To be done:
Present each line of the entries below that holds the word "不能催熟".

○ ○ ○ ○ ○ ○ ○

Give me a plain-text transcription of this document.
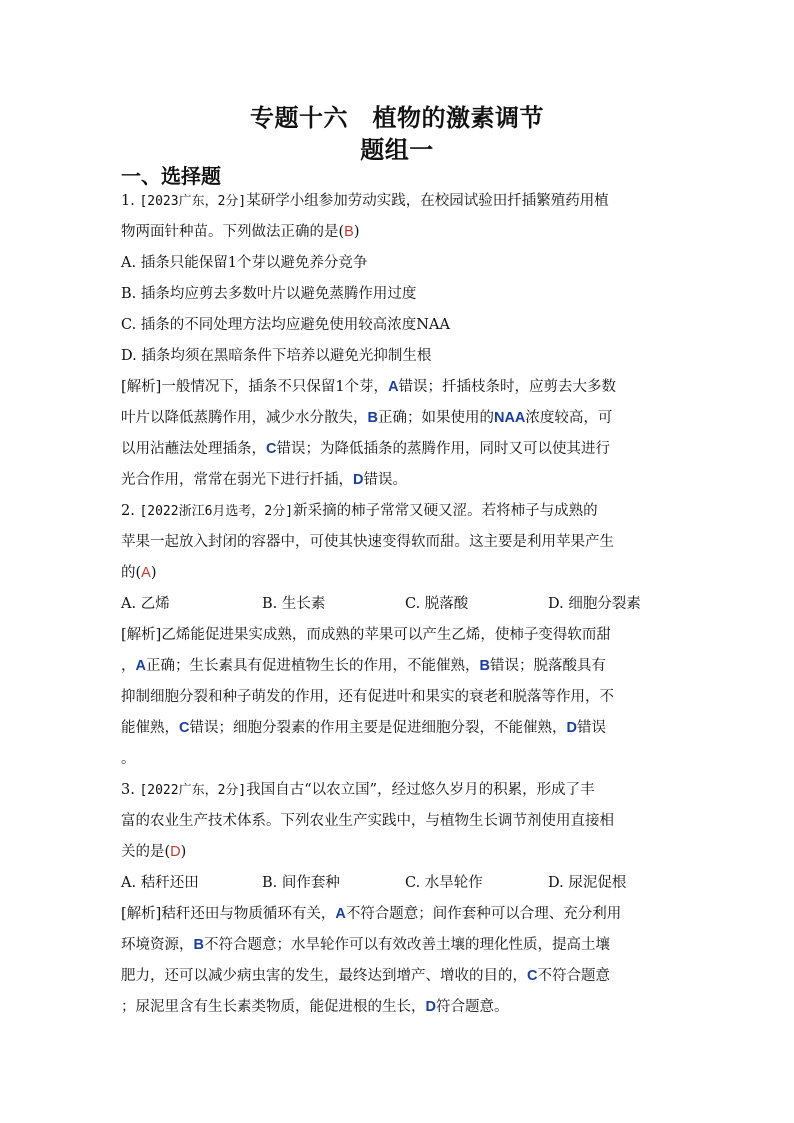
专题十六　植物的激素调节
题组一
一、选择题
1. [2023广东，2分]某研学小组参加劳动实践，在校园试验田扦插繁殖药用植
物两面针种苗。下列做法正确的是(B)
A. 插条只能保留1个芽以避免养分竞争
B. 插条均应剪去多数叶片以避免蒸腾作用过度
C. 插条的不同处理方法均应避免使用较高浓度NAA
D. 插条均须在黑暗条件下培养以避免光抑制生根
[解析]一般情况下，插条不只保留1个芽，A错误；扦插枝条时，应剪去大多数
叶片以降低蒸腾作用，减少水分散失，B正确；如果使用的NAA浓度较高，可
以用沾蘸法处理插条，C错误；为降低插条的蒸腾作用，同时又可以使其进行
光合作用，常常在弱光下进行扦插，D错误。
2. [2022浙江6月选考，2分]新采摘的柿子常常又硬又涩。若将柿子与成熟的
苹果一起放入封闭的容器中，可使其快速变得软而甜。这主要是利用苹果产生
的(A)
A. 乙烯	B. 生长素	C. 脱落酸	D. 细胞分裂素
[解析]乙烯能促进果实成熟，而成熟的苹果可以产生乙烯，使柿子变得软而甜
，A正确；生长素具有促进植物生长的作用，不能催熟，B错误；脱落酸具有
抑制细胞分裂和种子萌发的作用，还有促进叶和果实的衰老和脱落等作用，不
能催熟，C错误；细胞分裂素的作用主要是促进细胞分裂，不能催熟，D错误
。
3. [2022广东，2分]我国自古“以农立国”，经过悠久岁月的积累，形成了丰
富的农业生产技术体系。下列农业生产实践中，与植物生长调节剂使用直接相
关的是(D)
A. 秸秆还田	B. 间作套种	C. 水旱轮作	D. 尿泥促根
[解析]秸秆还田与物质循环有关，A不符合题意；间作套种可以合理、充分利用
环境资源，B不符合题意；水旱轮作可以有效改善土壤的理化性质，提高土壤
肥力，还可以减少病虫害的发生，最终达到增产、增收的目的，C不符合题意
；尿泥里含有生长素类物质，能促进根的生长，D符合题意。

○ ○ ○ ○ ○ ○ ○

Task result:
，A正确；生长素具有促进植物生长的作用，不能催熟，B错误；脱落酸具有
能催熟，C错误；细胞分裂素的作用主要是促进细胞分裂，不能催熟，D错误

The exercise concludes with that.